■ Description of the task ■
Copy out each line below that has the word "placeholder" in it.

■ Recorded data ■
_ _ _ _

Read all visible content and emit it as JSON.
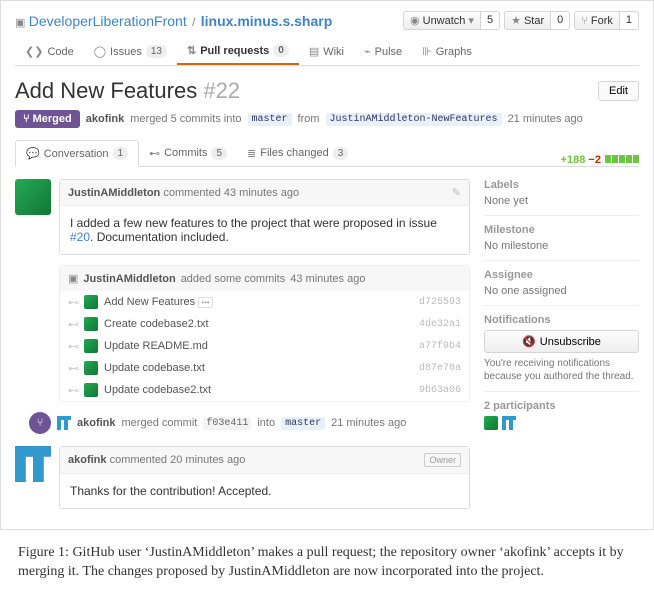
{
  "breadcrumb": {
    "owner": "DeveloperLiberationFront",
    "repo": "linux.minus.s.sharp"
  },
  "repo_actions": {
    "unwatch": "Unwatch",
    "unwatch_count": "5",
    "star": "Star",
    "star_count": "0",
    "fork": "Fork",
    "fork_count": "1"
  },
  "nav": {
    "code": "Code",
    "issues": "Issues",
    "issues_count": "13",
    "pulls": "Pull requests",
    "pulls_count": "0",
    "wiki": "Wiki",
    "pulse": "Pulse",
    "graphs": "Graphs"
  },
  "pr": {
    "title": "Add New Features",
    "number": "#22",
    "edit": "Edit",
    "state": "Merged",
    "merger": "akofink",
    "merge_summary_a": "merged 5 commits into",
    "base_branch": "master",
    "merge_summary_b": "from",
    "head_branch": "JustinAMiddleton-NewFeatures",
    "merge_when": "21 minutes ago"
  },
  "subtabs": {
    "conversation": "Conversation",
    "conversation_count": "1",
    "commits": "Commits",
    "commits_count": "5",
    "files": "Files changed",
    "files_count": "3",
    "additions": "+188",
    "deletions": "−2"
  },
  "comment1": {
    "user": "JustinAMiddleton",
    "action": "commented",
    "when": "43 minutes ago",
    "body_a": "I added a few new features to the project that were proposed in issue ",
    "issue_ref": "#20",
    "body_b": ". Documentation included."
  },
  "commits_block": {
    "user": "JustinAMiddleton",
    "action": "added some commits",
    "when": "43 minutes ago",
    "rows": [
      {
        "msg": "Add New Features",
        "ellipsis": true,
        "sha": "d725593"
      },
      {
        "msg": "Create codebase2.txt",
        "ellipsis": false,
        "sha": "4de32a1"
      },
      {
        "msg": "Update README.md",
        "ellipsis": false,
        "sha": "a77f9b4"
      },
      {
        "msg": "Update codebase.txt",
        "ellipsis": false,
        "sha": "d87e70a"
      },
      {
        "msg": "Update codebase2.txt",
        "ellipsis": false,
        "sha": "9b63a06"
      }
    ]
  },
  "merge_event": {
    "user": "akofink",
    "text_a": "merged commit",
    "sha": "f03e411",
    "text_b": "into",
    "branch": "master",
    "when": "21 minutes ago"
  },
  "comment2": {
    "user": "akofink",
    "action": "commented",
    "when": "20 minutes ago",
    "owner_tag": "Owner",
    "body": "Thanks for the contribution! Accepted."
  },
  "sidebar": {
    "labels_title": "Labels",
    "labels_value": "None yet",
    "milestone_title": "Milestone",
    "milestone_value": "No milestone",
    "assignee_title": "Assignee",
    "assignee_value": "No one assigned",
    "notifications_title": "Notifications",
    "unsubscribe": "Unsubscribe",
    "notif_desc": "You're receiving notifications because you authored the thread.",
    "participants_title": "2 participants"
  },
  "caption": "Figure 1: GitHub user ‘JustinAMiddleton’ makes a pull request; the repository owner ‘akofink’ accepts it by merging it. The changes proposed by JustinAMiddleton are now incorporated into the project."
}
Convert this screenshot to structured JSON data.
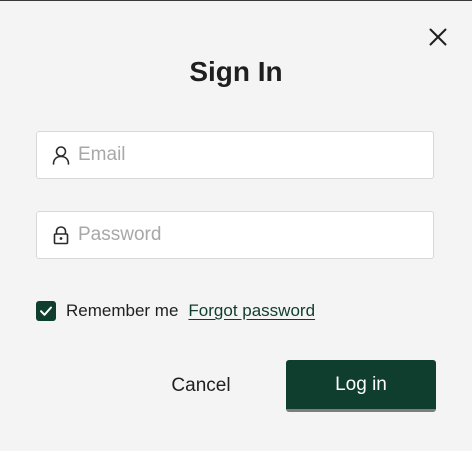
{
  "dialog": {
    "title": "Sign In"
  },
  "fields": {
    "email": {
      "value": "",
      "placeholder": "Email",
      "icon": "person-icon"
    },
    "password": {
      "value": "",
      "placeholder": "Password",
      "icon": "lock-icon"
    }
  },
  "remember": {
    "label": "Remember me",
    "checked": true
  },
  "links": {
    "forgot_password": "Forgot password"
  },
  "buttons": {
    "cancel": "Cancel",
    "login": "Log in",
    "close_icon": "close-icon"
  },
  "colors": {
    "accent": "#0f3d2e",
    "background": "#f4f4f4",
    "field_background": "#ffffff",
    "placeholder": "#a8a8a8",
    "text": "#1f1f1f"
  }
}
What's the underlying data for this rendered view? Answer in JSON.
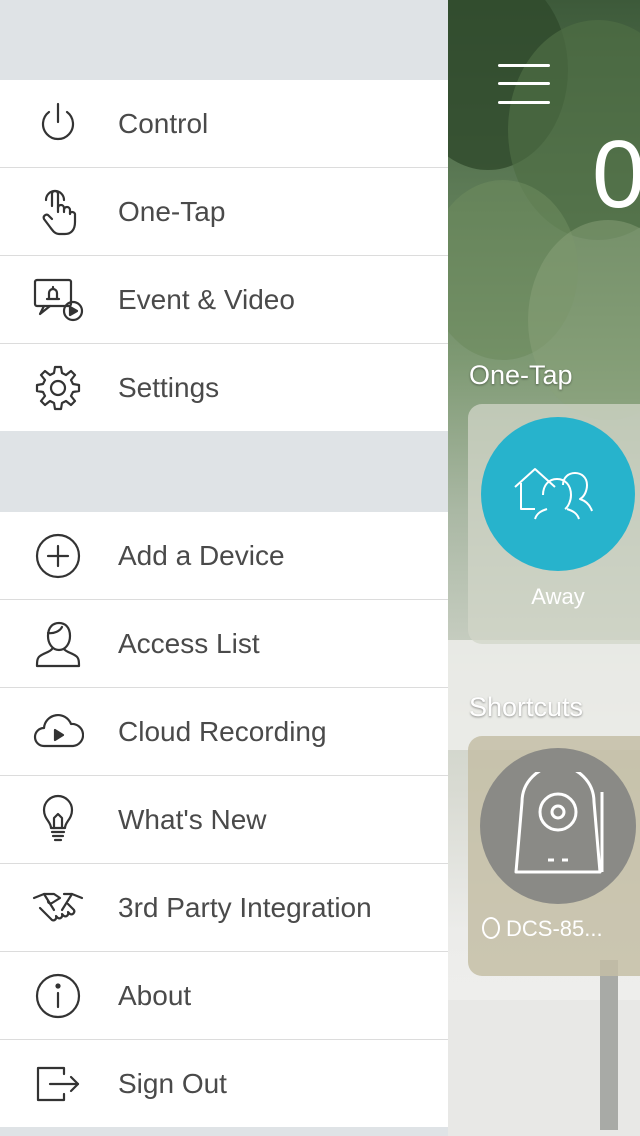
{
  "drawer": {
    "group1": [
      {
        "label": "Control",
        "icon": "power-icon"
      },
      {
        "label": "One-Tap",
        "icon": "tap-hand-icon"
      },
      {
        "label": "Event & Video",
        "icon": "event-video-icon"
      },
      {
        "label": "Settings",
        "icon": "gear-icon"
      }
    ],
    "group2": [
      {
        "label": "Add a Device",
        "icon": "plus-circle-icon"
      },
      {
        "label": "Access List",
        "icon": "user-icon"
      },
      {
        "label": "Cloud Recording",
        "icon": "cloud-play-icon"
      },
      {
        "label": "What's New",
        "icon": "lightbulb-icon"
      },
      {
        "label": "3rd Party Integration",
        "icon": "handshake-icon"
      },
      {
        "label": "About",
        "icon": "info-icon"
      },
      {
        "label": "Sign Out",
        "icon": "sign-out-icon"
      }
    ]
  },
  "home": {
    "header_char": "0",
    "one_tap_title": "One-Tap",
    "away_label": "Away",
    "shortcuts_title": "Shortcuts",
    "shortcut_label": "DCS-85...",
    "accent_color": "#27b3cc"
  }
}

_ _ _ _

■ Response to this exercise ■
      "placeholder": "Email",
      "placeholder": "Password",
    "placeholder": "#a8a8a8",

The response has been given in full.